Task
In the listing below, locate the lines that hold the string "Item". Copy those lines.

--------------------------------------------------

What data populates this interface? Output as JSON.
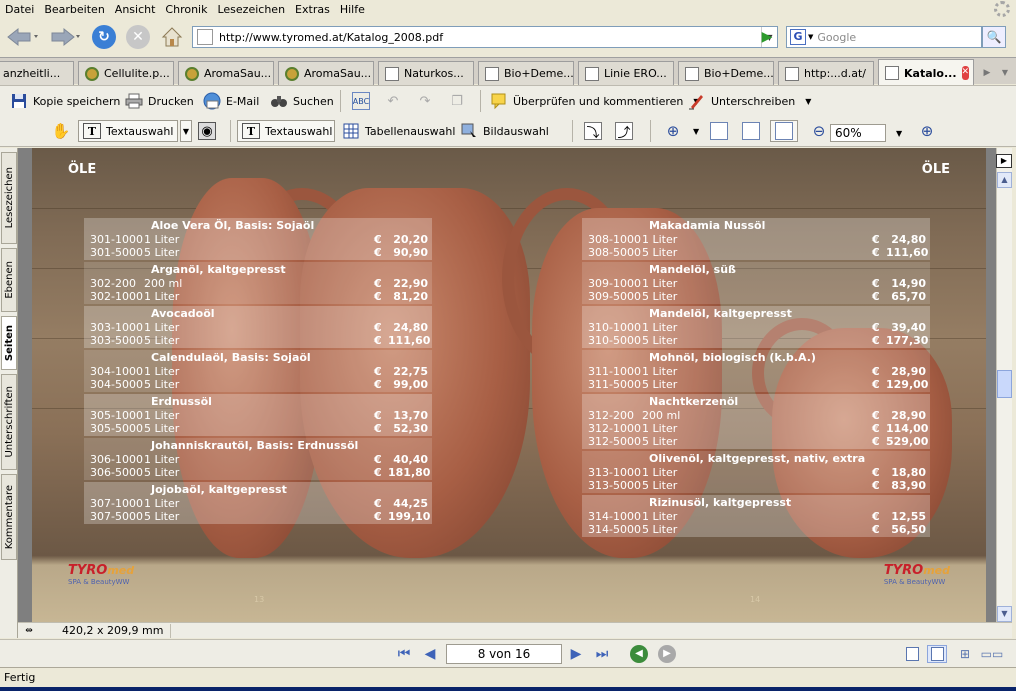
{
  "menu": [
    "Datei",
    "Bearbeiten",
    "Ansicht",
    "Chronik",
    "Lesezeichen",
    "Extras",
    "Hilfe"
  ],
  "nav": {
    "url": "http://www.tyromed.at/Katalog_2008.pdf",
    "search_placeholder": "Google"
  },
  "tabs": [
    {
      "label": "anzheitli...",
      "icon": "page"
    },
    {
      "label": "Cellulite.p...",
      "icon": "leaf"
    },
    {
      "label": "AromaSau...",
      "icon": "leaf"
    },
    {
      "label": "AromaSau...",
      "icon": "leaf"
    },
    {
      "label": "Naturkos...",
      "icon": "page"
    },
    {
      "label": "Bio+Deme...",
      "icon": "page"
    },
    {
      "label": "Linie ERO...",
      "icon": "page"
    },
    {
      "label": "Bio+Deme...",
      "icon": "page"
    },
    {
      "label": "http:...d.at/",
      "icon": "page"
    },
    {
      "label": "Katalo...",
      "icon": "page",
      "active": true
    }
  ],
  "toolbar1": {
    "save_copy": "Kopie speichern",
    "print": "Drucken",
    "email": "E-Mail",
    "search": "Suchen",
    "review": "Überprüfen und kommentieren",
    "sign": "Unterschreiben"
  },
  "toolbar2": {
    "text_select_tool": "Textauswahl",
    "text_select": "Textauswahl",
    "table_select": "Tabellenauswahl",
    "image_select": "Bildauswahl",
    "zoom": "60%"
  },
  "sidepanel": [
    "Lesezeichen",
    "Ebenen",
    "Seiten",
    "Unterschriften",
    "Kommentare"
  ],
  "document": {
    "left_heading": "ÖLE",
    "right_heading": "ÖLE",
    "currency": "€",
    "left_page_number": "13",
    "right_page_number": "14",
    "logo_text": "TYRO",
    "logo_suffix": "med",
    "logo_sub": "SPA & BeautyWW",
    "left_products": [
      {
        "name": "Aloe Vera Öl, Basis: Sojaöl",
        "rows": [
          {
            "code": "301-1000",
            "qty": "1 Liter",
            "price": "20,20"
          },
          {
            "code": "301-5000",
            "qty": "5 Liter",
            "price": "90,90"
          }
        ]
      },
      {
        "name": "Arganöl, kaltgepresst",
        "rows": [
          {
            "code": "302-200",
            "qty": "200 ml",
            "price": "22,90"
          },
          {
            "code": "302-1000",
            "qty": "1 Liter",
            "price": "81,20"
          }
        ]
      },
      {
        "name": "Avocadoöl",
        "rows": [
          {
            "code": "303-1000",
            "qty": "1 Liter",
            "price": "24,80"
          },
          {
            "code": "303-5000",
            "qty": "5 Liter",
            "price": "111,60"
          }
        ]
      },
      {
        "name": "Calendulaöl, Basis: Sojaöl",
        "rows": [
          {
            "code": "304-1000",
            "qty": "1 Liter",
            "price": "22,75"
          },
          {
            "code": "304-5000",
            "qty": "5 Liter",
            "price": "99,00"
          }
        ]
      },
      {
        "name": "Erdnussöl",
        "rows": [
          {
            "code": "305-1000",
            "qty": "1 Liter",
            "price": "13,70"
          },
          {
            "code": "305-5000",
            "qty": "5 Liter",
            "price": "52,30"
          }
        ]
      },
      {
        "name": "Johanniskrautöl, Basis: Erdnussöl",
        "rows": [
          {
            "code": "306-1000",
            "qty": "1 Liter",
            "price": "40,40"
          },
          {
            "code": "306-5000",
            "qty": "5 Liter",
            "price": "181,80"
          }
        ]
      },
      {
        "name": "Jojobaöl, kaltgepresst",
        "rows": [
          {
            "code": "307-1000",
            "qty": "1 Liter",
            "price": "44,25"
          },
          {
            "code": "307-5000",
            "qty": "5 Liter",
            "price": "199,10"
          }
        ]
      }
    ],
    "right_products": [
      {
        "name": "Makadamia Nussöl",
        "rows": [
          {
            "code": "308-1000",
            "qty": "1 Liter",
            "price": "24,80"
          },
          {
            "code": "308-5000",
            "qty": "5 Liter",
            "price": "111,60"
          }
        ]
      },
      {
        "name": "Mandelöl, süß",
        "rows": [
          {
            "code": "309-1000",
            "qty": "1 Liter",
            "price": "14,90"
          },
          {
            "code": "309-5000",
            "qty": "5 Liter",
            "price": "65,70"
          }
        ]
      },
      {
        "name": "Mandelöl, kaltgepresst",
        "rows": [
          {
            "code": "310-1000",
            "qty": "1 Liter",
            "price": "39,40"
          },
          {
            "code": "310-5000",
            "qty": "5 Liter",
            "price": "177,30"
          }
        ]
      },
      {
        "name": "Mohnöl, biologisch (k.b.A.)",
        "rows": [
          {
            "code": "311-1000",
            "qty": "1 Liter",
            "price": "28,90"
          },
          {
            "code": "311-5000",
            "qty": "5 Liter",
            "price": "129,00"
          }
        ]
      },
      {
        "name": "Nachtkerzenöl",
        "rows": [
          {
            "code": "312-200",
            "qty": "200 ml",
            "price": "28,90"
          },
          {
            "code": "312-1000",
            "qty": "1 Liter",
            "price": "114,00"
          },
          {
            "code": "312-5000",
            "qty": "5 Liter",
            "price": "529,00"
          }
        ]
      },
      {
        "name": "Olivenöl, kaltgepresst, nativ, extra",
        "rows": [
          {
            "code": "313-1000",
            "qty": "1 Liter",
            "price": "18,80"
          },
          {
            "code": "313-5000",
            "qty": "5 Liter",
            "price": "83,90"
          }
        ]
      },
      {
        "name": "Rizinusöl, kaltgepresst",
        "rows": [
          {
            "code": "314-1000",
            "qty": "1 Liter",
            "price": "12,55"
          },
          {
            "code": "314-5000",
            "qty": "5 Liter",
            "price": "56,50"
          }
        ]
      }
    ]
  },
  "doc_status": {
    "dimensions": "420,2 x 209,9 mm"
  },
  "pagebar": {
    "counter": "8 von 16"
  },
  "status": "Fertig",
  "colors": {
    "accent": "#3e63b8",
    "close_tab": "#e04141",
    "go_arrow": "#2d9a2d"
  }
}
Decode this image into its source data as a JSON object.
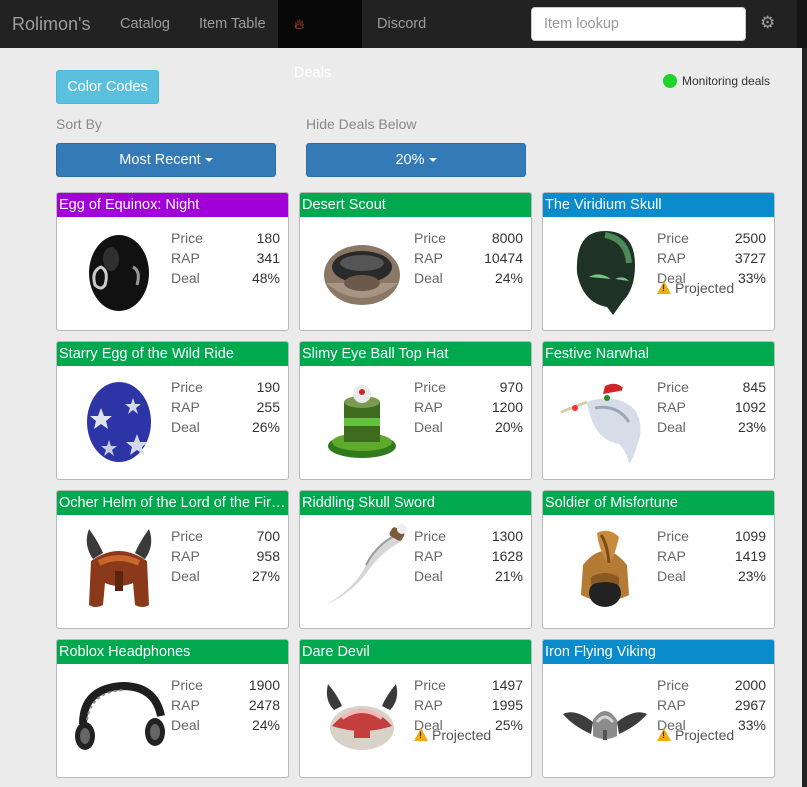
{
  "nav": {
    "brand": "Rolimon's",
    "links": [
      "Catalog",
      "Item Table",
      "Deals",
      "Discord"
    ],
    "search_placeholder": "Item lookup",
    "settings_icon": "gear-icon"
  },
  "controls": {
    "color_codes_label": "Color Codes",
    "monitoring_text": "Monitoring deals",
    "monitoring_color": "#1ed32a",
    "sort_by_label": "Sort By",
    "sort_by_value": "Most Recent",
    "hide_deals_label": "Hide Deals Below",
    "hide_deals_value": "20%"
  },
  "stat_labels": {
    "price": "Price",
    "rap": "RAP",
    "deal": "Deal"
  },
  "projected_label": "Projected",
  "header_colors": {
    "purple": "#a100d9",
    "green": "#00a84e",
    "blue": "#0a8bcc"
  },
  "deals": [
    {
      "name": "Egg of Equinox: Night",
      "price": "180",
      "rap": "341",
      "deal": "48%",
      "color": "purple",
      "projected": false,
      "icon": "black-egg"
    },
    {
      "name": "Desert Scout",
      "price": "8000",
      "rap": "10474",
      "deal": "24%",
      "color": "green",
      "projected": false,
      "icon": "desert-scout"
    },
    {
      "name": "The Viridium Skull",
      "price": "2500",
      "rap": "3727",
      "deal": "33%",
      "color": "blue",
      "projected": true,
      "icon": "green-skull"
    },
    {
      "name": "Starry Egg of the Wild Ride",
      "price": "190",
      "rap": "255",
      "deal": "26%",
      "color": "green",
      "projected": false,
      "icon": "starry-egg"
    },
    {
      "name": "Slimy Eye Ball Top Hat",
      "price": "970",
      "rap": "1200",
      "deal": "20%",
      "color": "green",
      "projected": false,
      "icon": "slimy-hat"
    },
    {
      "name": "Festive Narwhal",
      "price": "845",
      "rap": "1092",
      "deal": "23%",
      "color": "green",
      "projected": false,
      "icon": "narwhal"
    },
    {
      "name": "Ocher Helm of the Lord of the Fire…",
      "price": "700",
      "rap": "958",
      "deal": "27%",
      "color": "green",
      "projected": false,
      "icon": "horned-helm"
    },
    {
      "name": "Riddling Skull Sword",
      "price": "1300",
      "rap": "1628",
      "deal": "21%",
      "color": "green",
      "projected": false,
      "icon": "sword"
    },
    {
      "name": "Soldier of Misfortune",
      "price": "1099",
      "rap": "1419",
      "deal": "23%",
      "color": "green",
      "projected": false,
      "icon": "soldier-helm"
    },
    {
      "name": "Roblox Headphones",
      "price": "1900",
      "rap": "2478",
      "deal": "24%",
      "color": "green",
      "projected": false,
      "icon": "headphones"
    },
    {
      "name": "Dare Devil",
      "price": "1497",
      "rap": "1995",
      "deal": "25%",
      "color": "green",
      "projected": true,
      "icon": "dare-devil"
    },
    {
      "name": "Iron Flying Viking",
      "price": "2000",
      "rap": "2967",
      "deal": "33%",
      "color": "blue",
      "projected": true,
      "icon": "winged-helm"
    }
  ]
}
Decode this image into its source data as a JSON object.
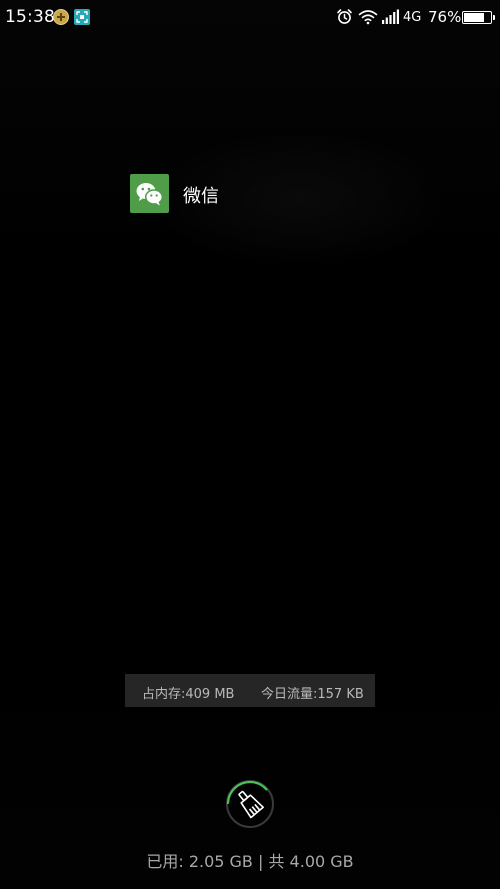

--------------------------------------------------

Result
      "Item Table",
    "search_placeholder": "Item lookup",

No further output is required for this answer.